§ What to work on
Please transcribe the data that follows without the pictures, keeping every word the same.

- - - - - - -

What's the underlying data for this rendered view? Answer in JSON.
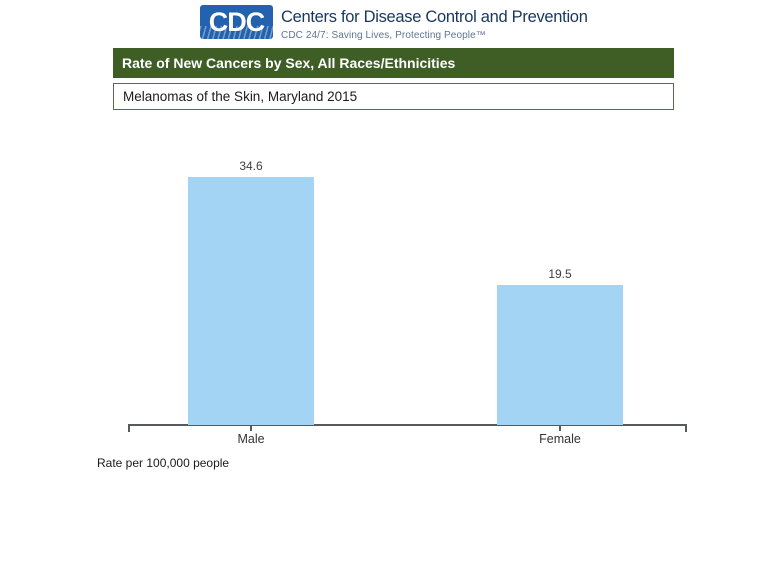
{
  "header": {
    "logo_text": "CDC",
    "org_name": "Centers for Disease Control and Prevention",
    "tagline": "CDC 24/7: Saving Lives, Protecting People™"
  },
  "chart": {
    "title": "Rate of New Cancers by Sex, All Races/Ethnicities",
    "subtitle": "Melanomas of the Skin, Maryland 2015",
    "footnote": "Rate per 100,000 people"
  },
  "chart_data": {
    "type": "bar",
    "categories": [
      "Male",
      "Female"
    ],
    "values": [
      34.6,
      19.5
    ],
    "value_labels": [
      "34.6",
      "19.5"
    ],
    "title": "Rate of New Cancers by Sex, All Races/Ethnicities",
    "subtitle": "Melanomas of the Skin, Maryland 2015",
    "xlabel": "",
    "ylabel": "Rate per 100,000 people",
    "ylim": [
      0,
      38.5
    ],
    "grid": false,
    "legend": false,
    "bar_color": "#a3d4f4"
  },
  "colors": {
    "title_bar_bg": "#3e5e26",
    "subtitle_border": "#5a6b4a",
    "bar_fill": "#a3d4f4",
    "axis": "#58595b",
    "logo_blue": "#2262ae",
    "org_name_text": "#17375e",
    "tagline_text": "#5d7591"
  }
}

- - - - - - -

§ Task result
What's the underlying data for this rendered view? Answer in JSON.
{
  "header": {
    "logo_text": "CDC",
    "org_name": "Centers for Disease Control and Prevention",
    "tagline": "CDC 24/7: Saving Lives, Protecting People™"
  },
  "chart": {
    "title": "Rate of New Cancers by Sex, All Races/Ethnicities",
    "subtitle": "Melanomas of the Skin, Maryland 2015",
    "footnote": "Rate per 100,000 people"
  },
  "chart_data": {
    "type": "bar",
    "categories": [
      "Male",
      "Female"
    ],
    "values": [
      34.6,
      19.5
    ],
    "value_labels": [
      "34.6",
      "19.5"
    ],
    "title": "Rate of New Cancers by Sex, All Races/Ethnicities",
    "subtitle": "Melanomas of the Skin, Maryland 2015",
    "xlabel": "",
    "ylabel": "Rate per 100,000 people",
    "ylim": [
      0,
      38.5
    ],
    "grid": false,
    "legend": false,
    "bar_color": "#a3d4f4"
  },
  "colors": {
    "title_bar_bg": "#3e5e26",
    "subtitle_border": "#5a6b4a",
    "bar_fill": "#a3d4f4",
    "axis": "#58595b",
    "logo_blue": "#2262ae",
    "org_name_text": "#17375e",
    "tagline_text": "#5d7591"
  }
}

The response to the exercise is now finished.